[Begin]

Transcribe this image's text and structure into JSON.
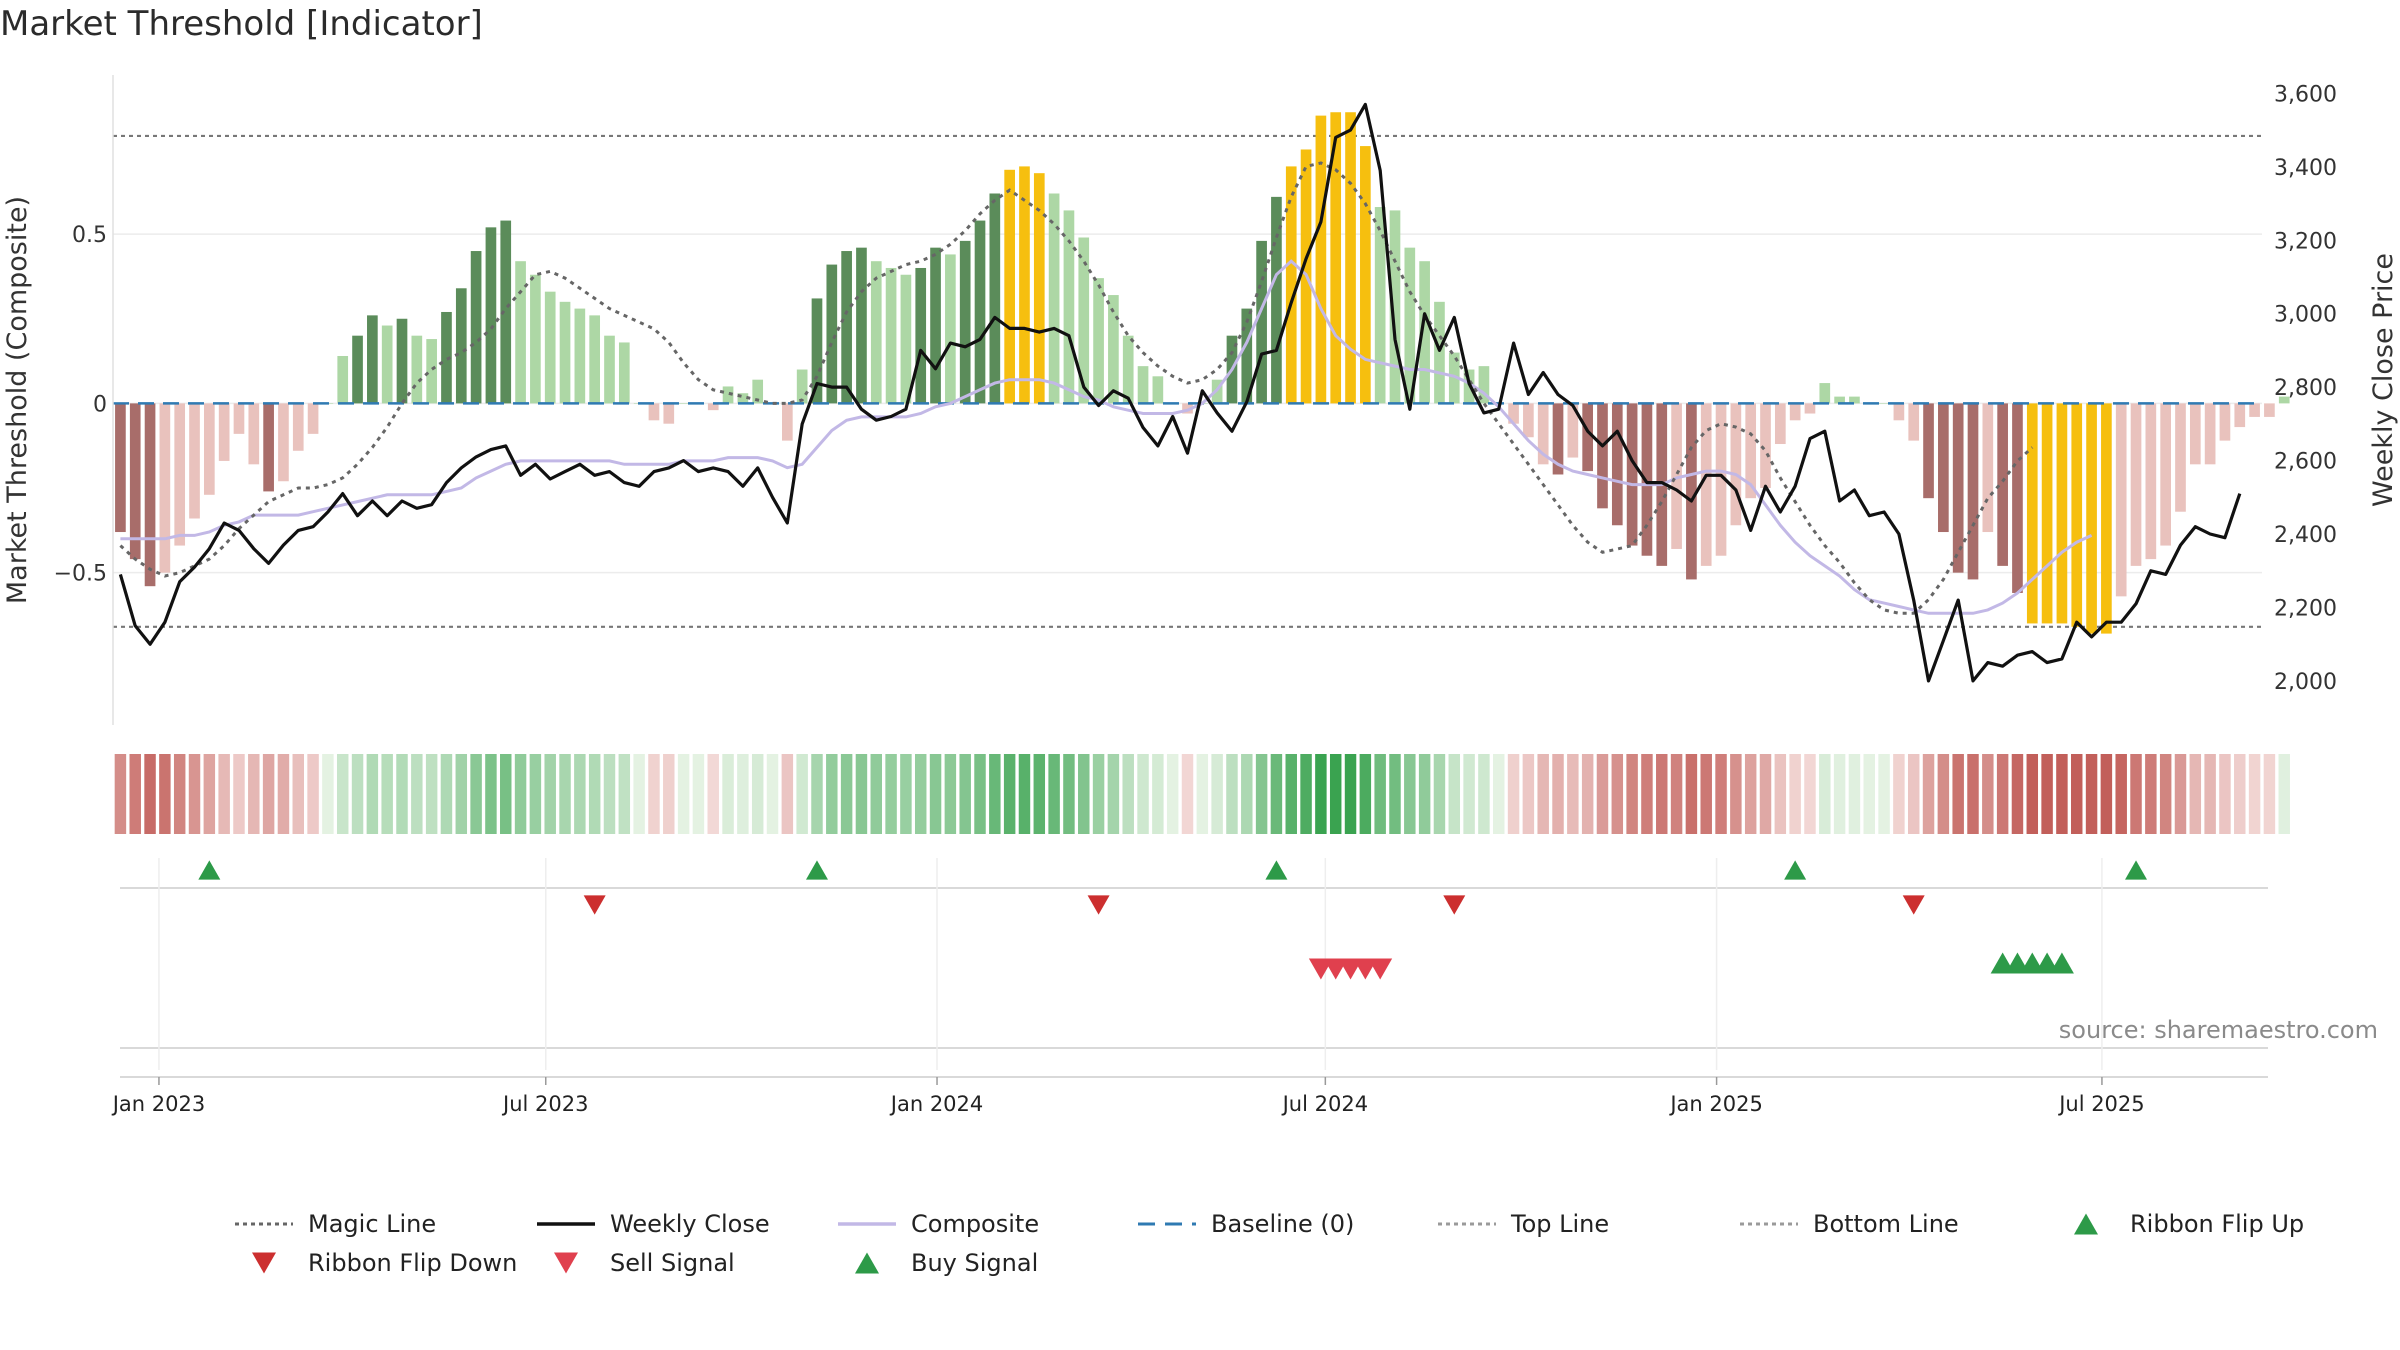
{
  "chart_data": {
    "type": "bar",
    "title": "Market Threshold [Indicator]",
    "ylabel_left": "Market Threshold (Composite)",
    "ylabel_right": "Weekly Close Price",
    "source": "source: sharemaestro.com",
    "xlim_weeks": [
      0.5,
      145.5
    ],
    "ylim_left": [
      -0.95,
      0.97
    ],
    "ylim_right": [
      1880,
      3650
    ],
    "y_left_ticks": [
      {
        "v": 0.5,
        "label": "0.5"
      },
      {
        "v": 0,
        "label": "0"
      },
      {
        "v": -0.5,
        "label": "−0.5"
      }
    ],
    "y_right_ticks": [
      {
        "v": 3600,
        "label": "3,600"
      },
      {
        "v": 3400,
        "label": "3,400"
      },
      {
        "v": 3200,
        "label": "3,200"
      },
      {
        "v": 3000,
        "label": "3,000"
      },
      {
        "v": 2800,
        "label": "2,800"
      },
      {
        "v": 2600,
        "label": "2,600"
      },
      {
        "v": 2400,
        "label": "2,400"
      },
      {
        "v": 2200,
        "label": "2,200"
      },
      {
        "v": 2000,
        "label": "2,000"
      }
    ],
    "x_ticks": [
      {
        "w": 3.6,
        "label": "Jan 2023"
      },
      {
        "w": 29.7,
        "label": "Jul 2023"
      },
      {
        "w": 56.1,
        "label": "Jan 2024"
      },
      {
        "w": 82.3,
        "label": "Jul 2024"
      },
      {
        "w": 108.7,
        "label": "Jan 2025"
      },
      {
        "w": 134.7,
        "label": "Jul 2025"
      }
    ],
    "top_line": 0.79,
    "bottom_line": -0.66,
    "baseline": 0,
    "composite": [
      -0.4,
      -0.4,
      -0.4,
      -0.4,
      -0.39,
      -0.39,
      -0.38,
      -0.36,
      -0.35,
      -0.33,
      -0.33,
      -0.33,
      -0.33,
      -0.32,
      -0.31,
      -0.3,
      -0.29,
      -0.28,
      -0.27,
      -0.27,
      -0.27,
      -0.27,
      -0.26,
      -0.25,
      -0.22,
      -0.2,
      -0.18,
      -0.17,
      -0.17,
      -0.17,
      -0.17,
      -0.17,
      -0.17,
      -0.17,
      -0.18,
      -0.18,
      -0.18,
      -0.18,
      -0.17,
      -0.17,
      -0.17,
      -0.16,
      -0.16,
      -0.16,
      -0.17,
      -0.19,
      -0.18,
      -0.13,
      -0.08,
      -0.05,
      -0.04,
      -0.04,
      -0.04,
      -0.04,
      -0.03,
      -0.01,
      0.0,
      0.02,
      0.04,
      0.06,
      0.07,
      0.07,
      0.07,
      0.06,
      0.04,
      0.02,
      0.01,
      -0.01,
      -0.02,
      -0.03,
      -0.03,
      -0.03,
      -0.02,
      0.0,
      0.04,
      0.1,
      0.18,
      0.28,
      0.38,
      0.42,
      0.38,
      0.28,
      0.2,
      0.16,
      0.13,
      0.12,
      0.11,
      0.1,
      0.1,
      0.09,
      0.08,
      0.06,
      0.03,
      -0.01,
      -0.06,
      -0.11,
      -0.15,
      -0.18,
      -0.2,
      -0.21,
      -0.22,
      -0.23,
      -0.24,
      -0.24,
      -0.24,
      -0.22,
      -0.21,
      -0.2,
      -0.2,
      -0.21,
      -0.24,
      -0.3,
      -0.36,
      -0.41,
      -0.45,
      -0.48,
      -0.51,
      -0.55,
      -0.58,
      -0.59,
      -0.6,
      -0.61,
      -0.62,
      -0.62,
      -0.62,
      -0.62,
      -0.61,
      -0.59,
      -0.56,
      -0.52,
      -0.48,
      -0.44,
      -0.41,
      -0.39
    ],
    "magic_line": [
      -0.42,
      -0.46,
      -0.49,
      -0.51,
      -0.5,
      -0.48,
      -0.46,
      -0.42,
      -0.37,
      -0.33,
      -0.29,
      -0.27,
      -0.25,
      -0.25,
      -0.24,
      -0.22,
      -0.18,
      -0.13,
      -0.07,
      0.0,
      0.06,
      0.1,
      0.13,
      0.15,
      0.18,
      0.22,
      0.28,
      0.33,
      0.38,
      0.39,
      0.37,
      0.34,
      0.31,
      0.28,
      0.26,
      0.24,
      0.22,
      0.18,
      0.12,
      0.07,
      0.04,
      0.03,
      0.02,
      0.01,
      0.0,
      0.0,
      0.01,
      0.08,
      0.18,
      0.27,
      0.33,
      0.37,
      0.39,
      0.41,
      0.42,
      0.44,
      0.47,
      0.51,
      0.56,
      0.6,
      0.63,
      0.6,
      0.57,
      0.53,
      0.48,
      0.42,
      0.35,
      0.27,
      0.2,
      0.15,
      0.11,
      0.08,
      0.06,
      0.07,
      0.1,
      0.15,
      0.24,
      0.36,
      0.49,
      0.61,
      0.7,
      0.71,
      0.69,
      0.65,
      0.59,
      0.51,
      0.42,
      0.33,
      0.26,
      0.2,
      0.14,
      0.07,
      0.0,
      -0.06,
      -0.12,
      -0.18,
      -0.24,
      -0.3,
      -0.36,
      -0.41,
      -0.44,
      -0.43,
      -0.42,
      -0.36,
      -0.29,
      -0.21,
      -0.13,
      -0.08,
      -0.06,
      -0.07,
      -0.09,
      -0.14,
      -0.22,
      -0.29,
      -0.36,
      -0.42,
      -0.47,
      -0.53,
      -0.58,
      -0.61,
      -0.62,
      -0.62,
      -0.58,
      -0.52,
      -0.44,
      -0.36,
      -0.28,
      -0.23,
      -0.17,
      -0.13
    ],
    "weekly_close": [
      2290,
      2150,
      2100,
      2160,
      2270,
      2310,
      2360,
      2430,
      2410,
      2360,
      2320,
      2370,
      2410,
      2420,
      2460,
      2510,
      2450,
      2490,
      2450,
      2490,
      2470,
      2480,
      2540,
      2580,
      2610,
      2630,
      2640,
      2560,
      2590,
      2550,
      2570,
      2590,
      2560,
      2570,
      2540,
      2530,
      2570,
      2580,
      2600,
      2570,
      2580,
      2570,
      2530,
      2580,
      2500,
      2430,
      2700,
      2810,
      2800,
      2800,
      2740,
      2710,
      2720,
      2740,
      2900,
      2850,
      2920,
      2910,
      2930,
      2990,
      2960,
      2960,
      2950,
      2960,
      2940,
      2800,
      2750,
      2790,
      2770,
      2690,
      2640,
      2720,
      2620,
      2790,
      2730,
      2680,
      2760,
      2890,
      2900,
      3030,
      3150,
      3250,
      3480,
      3500,
      3570,
      3390,
      2930,
      2740,
      3000,
      2900,
      2990,
      2810,
      2730,
      2740,
      2920,
      2780,
      2840,
      2780,
      2750,
      2680,
      2640,
      2680,
      2600,
      2540,
      2540,
      2520,
      2490,
      2560,
      2560,
      2520,
      2410,
      2530,
      2460,
      2530,
      2660,
      2680,
      2490,
      2520,
      2450,
      2460,
      2400,
      2220,
      2000,
      2110,
      2220,
      2000,
      2050,
      2040,
      2070,
      2080,
      2050,
      2060,
      2160,
      2120,
      2160,
      2160,
      2210,
      2300,
      2290,
      2370,
      2420,
      2400,
      2390,
      2510
    ],
    "composite_bars": [
      -0.38,
      -0.46,
      -0.54,
      -0.5,
      -0.42,
      -0.34,
      -0.27,
      -0.17,
      -0.09,
      -0.18,
      -0.26,
      -0.23,
      -0.14,
      -0.09,
      0.0,
      0.14,
      0.2,
      0.26,
      0.23,
      0.25,
      0.2,
      0.19,
      0.27,
      0.34,
      0.45,
      0.52,
      0.54,
      0.42,
      0.38,
      0.33,
      0.3,
      0.28,
      0.26,
      0.2,
      0.18,
      0.0,
      -0.05,
      -0.06,
      0.0,
      0.0,
      -0.02,
      0.05,
      0.03,
      0.07,
      0.0,
      -0.11,
      0.1,
      0.31,
      0.41,
      0.45,
      0.46,
      0.42,
      0.4,
      0.38,
      0.4,
      0.46,
      0.44,
      0.48,
      0.54,
      0.62,
      0.69,
      0.7,
      0.68,
      0.62,
      0.57,
      0.49,
      0.37,
      0.32,
      0.2,
      0.11,
      0.08,
      0.0,
      -0.03,
      0.0,
      0.07,
      0.2,
      0.28,
      0.48,
      0.61,
      0.7,
      0.75,
      0.85,
      0.86,
      0.86,
      0.76,
      0.58,
      0.57,
      0.46,
      0.42,
      0.3,
      0.15,
      0.1,
      0.11,
      0.0,
      -0.06,
      -0.1,
      -0.18,
      -0.21,
      -0.16,
      -0.2,
      -0.31,
      -0.36,
      -0.42,
      -0.45,
      -0.48,
      -0.43,
      -0.52,
      -0.48,
      -0.45,
      -0.36,
      -0.28,
      -0.25,
      -0.12,
      -0.05,
      -0.03,
      0.06,
      0.02,
      0.02,
      0.0,
      0.0,
      -0.05,
      -0.11,
      -0.28,
      -0.38,
      -0.5,
      -0.52,
      -0.38,
      -0.48,
      -0.56,
      -0.65,
      -0.65,
      -0.65,
      -0.66,
      -0.68,
      -0.68,
      -0.57,
      -0.48,
      -0.46,
      -0.42,
      -0.32,
      -0.18,
      -0.18,
      -0.11,
      -0.07,
      -0.04,
      -0.04,
      0.02
    ],
    "ribbon_flip_up": [
      7,
      48,
      79,
      114,
      137
    ],
    "ribbon_flip_down": [
      33,
      67,
      91,
      122
    ],
    "sell_signal": [
      82,
      83,
      84,
      85,
      86
    ],
    "buy_signal": [
      128,
      129,
      130,
      131,
      132
    ],
    "legend": [
      "Magic Line",
      "Weekly Close",
      "Composite",
      "Baseline (0)",
      "Top Line",
      "Bottom Line",
      "Ribbon Flip Up",
      "Ribbon Flip Down",
      "Sell Signal",
      "Buy Signal"
    ],
    "colors": {
      "bar_strong_pos": "#5b8c5a",
      "bar_weak_pos": "#add7a5",
      "bar_strong_neg": "#a86d6a",
      "bar_weak_neg": "#e9c2bd",
      "bar_extreme": "#f6bf0f",
      "weekly_close": "#111111",
      "composite": "#c2b8e6",
      "magic_line": "#666666",
      "baseline": "#2f7ab2",
      "threshold": "#777777",
      "ribbon_flip_up": "#2d9a48",
      "ribbon_flip_down": "#cc2f2f",
      "sell_signal": "#e0404e",
      "buy_signal": "#2d9a48"
    }
  }
}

[End]

• Exercise aim:
Scan the data for the word "Market" and copy every line where it shows up.

• Result for this exercise:
    "title": "Market Threshold [Indicator]",
    "ylabel_left": "Market Threshold (Composite)",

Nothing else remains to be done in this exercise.